# TASK REQUIREMENTS:
Which lines include the word "many"? Copy each of them.

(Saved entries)
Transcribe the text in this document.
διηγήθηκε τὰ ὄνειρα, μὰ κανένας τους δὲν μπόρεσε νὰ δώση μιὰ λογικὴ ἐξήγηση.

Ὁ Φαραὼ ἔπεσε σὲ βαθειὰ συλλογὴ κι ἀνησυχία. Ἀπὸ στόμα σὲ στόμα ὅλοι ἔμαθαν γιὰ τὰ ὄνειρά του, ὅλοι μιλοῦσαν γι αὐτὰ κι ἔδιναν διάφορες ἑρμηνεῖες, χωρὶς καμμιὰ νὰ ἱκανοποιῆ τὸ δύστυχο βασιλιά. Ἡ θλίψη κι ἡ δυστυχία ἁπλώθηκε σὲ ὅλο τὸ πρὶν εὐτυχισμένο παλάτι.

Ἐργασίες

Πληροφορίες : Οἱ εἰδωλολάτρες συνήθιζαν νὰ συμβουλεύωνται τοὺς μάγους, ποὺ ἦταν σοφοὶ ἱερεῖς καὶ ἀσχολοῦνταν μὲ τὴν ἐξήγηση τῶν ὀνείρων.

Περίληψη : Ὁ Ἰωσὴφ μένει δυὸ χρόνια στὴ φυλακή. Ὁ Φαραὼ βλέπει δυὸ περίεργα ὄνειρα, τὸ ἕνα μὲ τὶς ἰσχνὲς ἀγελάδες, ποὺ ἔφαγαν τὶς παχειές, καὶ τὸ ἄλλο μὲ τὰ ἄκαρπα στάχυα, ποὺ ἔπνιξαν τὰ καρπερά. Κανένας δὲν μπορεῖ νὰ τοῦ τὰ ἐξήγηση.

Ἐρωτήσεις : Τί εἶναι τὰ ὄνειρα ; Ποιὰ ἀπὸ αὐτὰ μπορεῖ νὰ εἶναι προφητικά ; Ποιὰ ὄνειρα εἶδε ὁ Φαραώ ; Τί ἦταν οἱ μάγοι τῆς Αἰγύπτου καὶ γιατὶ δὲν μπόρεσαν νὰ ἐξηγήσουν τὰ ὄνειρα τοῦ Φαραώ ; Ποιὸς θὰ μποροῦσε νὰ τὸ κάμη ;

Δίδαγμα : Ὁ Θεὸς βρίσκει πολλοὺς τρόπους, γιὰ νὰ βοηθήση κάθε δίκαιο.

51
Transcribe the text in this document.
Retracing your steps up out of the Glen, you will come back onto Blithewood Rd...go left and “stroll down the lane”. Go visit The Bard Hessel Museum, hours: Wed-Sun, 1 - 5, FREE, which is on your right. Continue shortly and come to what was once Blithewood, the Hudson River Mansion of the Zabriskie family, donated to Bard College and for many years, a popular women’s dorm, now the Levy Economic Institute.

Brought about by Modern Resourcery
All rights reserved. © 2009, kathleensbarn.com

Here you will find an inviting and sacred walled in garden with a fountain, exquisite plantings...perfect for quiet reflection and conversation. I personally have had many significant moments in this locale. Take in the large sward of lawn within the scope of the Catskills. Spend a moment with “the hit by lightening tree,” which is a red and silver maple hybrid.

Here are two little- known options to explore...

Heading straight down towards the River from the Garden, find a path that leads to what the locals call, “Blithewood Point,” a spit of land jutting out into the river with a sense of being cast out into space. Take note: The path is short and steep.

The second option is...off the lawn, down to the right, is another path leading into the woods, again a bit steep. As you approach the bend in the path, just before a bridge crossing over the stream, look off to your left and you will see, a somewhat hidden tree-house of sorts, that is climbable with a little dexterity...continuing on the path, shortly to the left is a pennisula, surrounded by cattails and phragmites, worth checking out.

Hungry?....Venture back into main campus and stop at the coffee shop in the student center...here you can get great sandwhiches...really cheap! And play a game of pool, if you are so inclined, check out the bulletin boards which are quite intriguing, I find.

# OUTPUT OF THE TASK:
Retracing your steps up out of the Glen, you will come back onto Blithewood Rd...go left and “stroll down the lane”. Go visit The Bard Hessel Museum, hours: Wed-Sun, 1 - 5, FREE, which is on your right. Continue shortly and come to what was once Blithewood, the Hudson River Mansion of the Zabriskie family, donated to Bard College and for many years, a popular women’s dorm, now the Levy Economic Institute.
Here you will find an inviting and sacred walled in garden with a fountain, exquisite plantings...perfect for quiet reflection and conversation. I personally have had many significant moments in this locale. Take in the large sward of lawn within the scope of the Catskills. Spend a moment with “the hit by lightening tree,” which is a red and silver maple hybrid.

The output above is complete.